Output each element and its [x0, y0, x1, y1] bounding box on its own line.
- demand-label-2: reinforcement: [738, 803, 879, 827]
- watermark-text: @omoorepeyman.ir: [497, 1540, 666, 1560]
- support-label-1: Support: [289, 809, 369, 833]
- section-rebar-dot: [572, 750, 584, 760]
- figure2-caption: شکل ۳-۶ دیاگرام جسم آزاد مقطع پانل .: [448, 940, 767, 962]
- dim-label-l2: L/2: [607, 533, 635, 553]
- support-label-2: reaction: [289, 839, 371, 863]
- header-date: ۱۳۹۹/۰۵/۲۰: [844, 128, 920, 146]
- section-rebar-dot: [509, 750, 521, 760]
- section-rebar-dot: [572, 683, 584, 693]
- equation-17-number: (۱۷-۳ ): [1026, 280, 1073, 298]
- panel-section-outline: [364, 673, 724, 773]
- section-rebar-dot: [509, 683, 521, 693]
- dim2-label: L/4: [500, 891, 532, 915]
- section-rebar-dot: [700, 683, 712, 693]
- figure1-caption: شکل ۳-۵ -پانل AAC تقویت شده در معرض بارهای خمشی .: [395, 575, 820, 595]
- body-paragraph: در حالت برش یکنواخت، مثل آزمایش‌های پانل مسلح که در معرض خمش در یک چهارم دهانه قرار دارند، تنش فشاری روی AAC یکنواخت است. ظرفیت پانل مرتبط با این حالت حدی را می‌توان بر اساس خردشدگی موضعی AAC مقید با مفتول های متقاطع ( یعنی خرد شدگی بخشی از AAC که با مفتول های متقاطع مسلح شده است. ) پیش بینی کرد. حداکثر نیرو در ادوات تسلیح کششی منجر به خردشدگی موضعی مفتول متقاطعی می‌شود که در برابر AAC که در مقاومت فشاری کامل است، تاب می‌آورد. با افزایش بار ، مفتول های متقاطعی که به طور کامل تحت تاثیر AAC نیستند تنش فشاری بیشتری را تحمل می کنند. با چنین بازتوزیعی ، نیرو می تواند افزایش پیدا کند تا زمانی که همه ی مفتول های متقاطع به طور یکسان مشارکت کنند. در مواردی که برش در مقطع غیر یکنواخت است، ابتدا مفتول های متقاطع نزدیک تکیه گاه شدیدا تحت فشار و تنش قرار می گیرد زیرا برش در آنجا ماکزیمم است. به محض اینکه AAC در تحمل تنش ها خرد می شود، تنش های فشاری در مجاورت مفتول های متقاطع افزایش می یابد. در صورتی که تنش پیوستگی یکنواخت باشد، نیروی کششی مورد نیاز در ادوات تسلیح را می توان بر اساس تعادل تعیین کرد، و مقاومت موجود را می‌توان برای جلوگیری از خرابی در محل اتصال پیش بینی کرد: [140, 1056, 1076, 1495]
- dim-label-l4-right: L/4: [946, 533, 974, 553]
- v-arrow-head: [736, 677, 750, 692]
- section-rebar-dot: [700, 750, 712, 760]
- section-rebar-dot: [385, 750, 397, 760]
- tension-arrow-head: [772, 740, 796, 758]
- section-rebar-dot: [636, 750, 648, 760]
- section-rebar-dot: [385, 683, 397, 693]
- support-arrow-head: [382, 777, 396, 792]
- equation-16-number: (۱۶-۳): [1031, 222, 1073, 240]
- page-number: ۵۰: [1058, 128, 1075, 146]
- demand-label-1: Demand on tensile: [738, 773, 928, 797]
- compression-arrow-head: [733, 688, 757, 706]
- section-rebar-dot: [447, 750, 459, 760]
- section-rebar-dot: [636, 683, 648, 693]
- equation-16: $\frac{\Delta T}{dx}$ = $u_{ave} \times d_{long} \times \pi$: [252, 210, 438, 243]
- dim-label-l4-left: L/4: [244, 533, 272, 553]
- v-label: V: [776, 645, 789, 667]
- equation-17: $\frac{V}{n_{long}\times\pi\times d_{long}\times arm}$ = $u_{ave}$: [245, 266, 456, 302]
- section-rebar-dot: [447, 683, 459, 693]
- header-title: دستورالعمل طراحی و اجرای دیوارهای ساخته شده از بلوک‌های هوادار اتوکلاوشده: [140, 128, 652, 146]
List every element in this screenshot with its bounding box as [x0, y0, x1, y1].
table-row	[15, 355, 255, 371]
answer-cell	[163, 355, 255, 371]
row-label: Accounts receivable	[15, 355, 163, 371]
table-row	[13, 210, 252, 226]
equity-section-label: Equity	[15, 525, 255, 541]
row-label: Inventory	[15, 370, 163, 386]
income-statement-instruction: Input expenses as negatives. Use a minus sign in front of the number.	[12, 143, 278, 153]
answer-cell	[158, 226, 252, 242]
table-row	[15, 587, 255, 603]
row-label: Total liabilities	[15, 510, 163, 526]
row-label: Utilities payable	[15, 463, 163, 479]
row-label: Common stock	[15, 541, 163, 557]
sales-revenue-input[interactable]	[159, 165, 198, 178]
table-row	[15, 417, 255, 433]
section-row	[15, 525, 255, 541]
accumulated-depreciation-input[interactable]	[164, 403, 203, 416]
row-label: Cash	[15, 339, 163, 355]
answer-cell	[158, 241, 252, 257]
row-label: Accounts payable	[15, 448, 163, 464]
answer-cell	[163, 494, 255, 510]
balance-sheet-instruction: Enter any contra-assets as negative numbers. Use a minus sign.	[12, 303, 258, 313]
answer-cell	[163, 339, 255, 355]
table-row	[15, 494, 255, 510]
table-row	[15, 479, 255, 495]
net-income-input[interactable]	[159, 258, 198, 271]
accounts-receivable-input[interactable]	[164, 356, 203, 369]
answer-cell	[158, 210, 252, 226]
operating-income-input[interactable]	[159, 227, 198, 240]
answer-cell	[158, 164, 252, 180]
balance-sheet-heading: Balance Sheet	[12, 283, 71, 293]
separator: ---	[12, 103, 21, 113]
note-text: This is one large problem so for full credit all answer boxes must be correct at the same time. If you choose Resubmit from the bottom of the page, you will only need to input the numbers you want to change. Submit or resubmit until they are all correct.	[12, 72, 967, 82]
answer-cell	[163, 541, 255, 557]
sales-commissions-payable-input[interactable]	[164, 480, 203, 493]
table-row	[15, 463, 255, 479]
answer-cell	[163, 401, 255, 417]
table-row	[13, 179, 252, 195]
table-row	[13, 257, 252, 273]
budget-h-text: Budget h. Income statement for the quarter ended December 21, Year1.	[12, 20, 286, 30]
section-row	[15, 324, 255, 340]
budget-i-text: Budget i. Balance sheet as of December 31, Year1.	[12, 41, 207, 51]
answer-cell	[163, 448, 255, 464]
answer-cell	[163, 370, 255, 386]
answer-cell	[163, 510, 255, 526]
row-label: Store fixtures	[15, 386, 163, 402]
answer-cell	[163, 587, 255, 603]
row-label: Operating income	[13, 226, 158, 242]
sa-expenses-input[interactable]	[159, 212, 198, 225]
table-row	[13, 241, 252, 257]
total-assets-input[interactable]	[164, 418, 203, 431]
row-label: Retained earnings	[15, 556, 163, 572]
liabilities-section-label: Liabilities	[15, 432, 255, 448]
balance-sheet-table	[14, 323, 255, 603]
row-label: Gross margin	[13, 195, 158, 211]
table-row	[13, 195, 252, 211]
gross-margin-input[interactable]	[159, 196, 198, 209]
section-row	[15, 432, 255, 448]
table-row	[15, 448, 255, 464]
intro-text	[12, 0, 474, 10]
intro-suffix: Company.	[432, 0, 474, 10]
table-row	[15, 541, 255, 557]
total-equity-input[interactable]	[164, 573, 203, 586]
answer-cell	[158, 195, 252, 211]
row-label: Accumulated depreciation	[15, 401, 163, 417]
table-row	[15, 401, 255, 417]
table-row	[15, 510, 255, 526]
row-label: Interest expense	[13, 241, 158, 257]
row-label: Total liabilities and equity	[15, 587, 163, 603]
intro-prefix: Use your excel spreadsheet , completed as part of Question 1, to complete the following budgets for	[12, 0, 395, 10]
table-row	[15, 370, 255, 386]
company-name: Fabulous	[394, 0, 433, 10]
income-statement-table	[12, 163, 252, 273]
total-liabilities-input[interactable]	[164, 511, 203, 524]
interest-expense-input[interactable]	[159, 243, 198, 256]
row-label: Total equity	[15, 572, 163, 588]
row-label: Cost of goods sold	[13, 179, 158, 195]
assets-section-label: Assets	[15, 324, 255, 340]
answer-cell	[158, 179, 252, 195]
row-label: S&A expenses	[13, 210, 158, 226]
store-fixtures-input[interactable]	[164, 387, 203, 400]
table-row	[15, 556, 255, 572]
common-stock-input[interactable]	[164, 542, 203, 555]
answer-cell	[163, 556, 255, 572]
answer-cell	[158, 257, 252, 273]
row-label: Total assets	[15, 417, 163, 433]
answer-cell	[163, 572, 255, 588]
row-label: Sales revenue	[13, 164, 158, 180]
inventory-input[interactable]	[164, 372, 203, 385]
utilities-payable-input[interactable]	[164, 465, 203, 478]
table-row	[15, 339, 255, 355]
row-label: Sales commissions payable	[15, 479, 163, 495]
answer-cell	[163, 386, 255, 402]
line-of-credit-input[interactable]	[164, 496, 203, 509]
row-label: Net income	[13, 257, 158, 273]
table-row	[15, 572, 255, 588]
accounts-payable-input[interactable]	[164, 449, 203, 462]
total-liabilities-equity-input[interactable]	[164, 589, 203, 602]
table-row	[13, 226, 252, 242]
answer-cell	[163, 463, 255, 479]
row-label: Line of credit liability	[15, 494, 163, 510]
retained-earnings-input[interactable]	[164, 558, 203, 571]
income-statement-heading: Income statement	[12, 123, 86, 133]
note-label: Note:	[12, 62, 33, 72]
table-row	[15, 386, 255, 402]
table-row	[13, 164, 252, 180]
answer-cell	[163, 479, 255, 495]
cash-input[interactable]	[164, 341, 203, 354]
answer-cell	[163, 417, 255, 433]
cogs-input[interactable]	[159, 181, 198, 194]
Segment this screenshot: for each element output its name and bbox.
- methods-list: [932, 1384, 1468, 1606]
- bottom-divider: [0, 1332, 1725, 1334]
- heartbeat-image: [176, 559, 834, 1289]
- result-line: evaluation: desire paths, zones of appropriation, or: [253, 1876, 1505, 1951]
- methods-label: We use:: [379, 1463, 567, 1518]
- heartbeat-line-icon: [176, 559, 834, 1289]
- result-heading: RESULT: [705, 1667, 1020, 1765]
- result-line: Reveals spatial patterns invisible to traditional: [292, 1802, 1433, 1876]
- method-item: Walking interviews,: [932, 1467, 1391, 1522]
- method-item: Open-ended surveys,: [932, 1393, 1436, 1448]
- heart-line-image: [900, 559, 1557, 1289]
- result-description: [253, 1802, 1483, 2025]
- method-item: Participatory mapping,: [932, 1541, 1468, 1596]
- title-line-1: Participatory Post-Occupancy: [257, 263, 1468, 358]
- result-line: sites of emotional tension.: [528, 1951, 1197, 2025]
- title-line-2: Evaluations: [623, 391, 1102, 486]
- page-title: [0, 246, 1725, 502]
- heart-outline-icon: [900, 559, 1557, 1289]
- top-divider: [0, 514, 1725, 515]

** EXERCISE BRIEF **
Print the data word for word from its first line through the line with "- equation-17-number: (۱۷-۳", including both of those lines.

** OUTPUT FOR THIS EXERCISE **
Output each element and its [x0, y0, x1, y1] bounding box on its own line.
- demand-label-2: reinforcement: [738, 803, 879, 827]
- watermark-text: @omoorepeyman.ir: [497, 1540, 666, 1560]
- support-label-1: Support: [289, 809, 369, 833]
- section-rebar-dot: [572, 750, 584, 760]
- figure2-caption: شکل ۳-۶ دیاگرام جسم آزاد مقطع پانل .: [448, 940, 767, 962]
- dim-label-l2: L/2: [607, 533, 635, 553]
- support-label-2: reaction: [289, 839, 371, 863]
- header-date: ۱۳۹۹/۰۵/۲۰: [844, 128, 920, 146]
- section-rebar-dot: [509, 750, 521, 760]
- section-rebar-dot: [572, 683, 584, 693]
- equation-17-number: (۱۷-۳ ): [1026, 280, 1073, 298]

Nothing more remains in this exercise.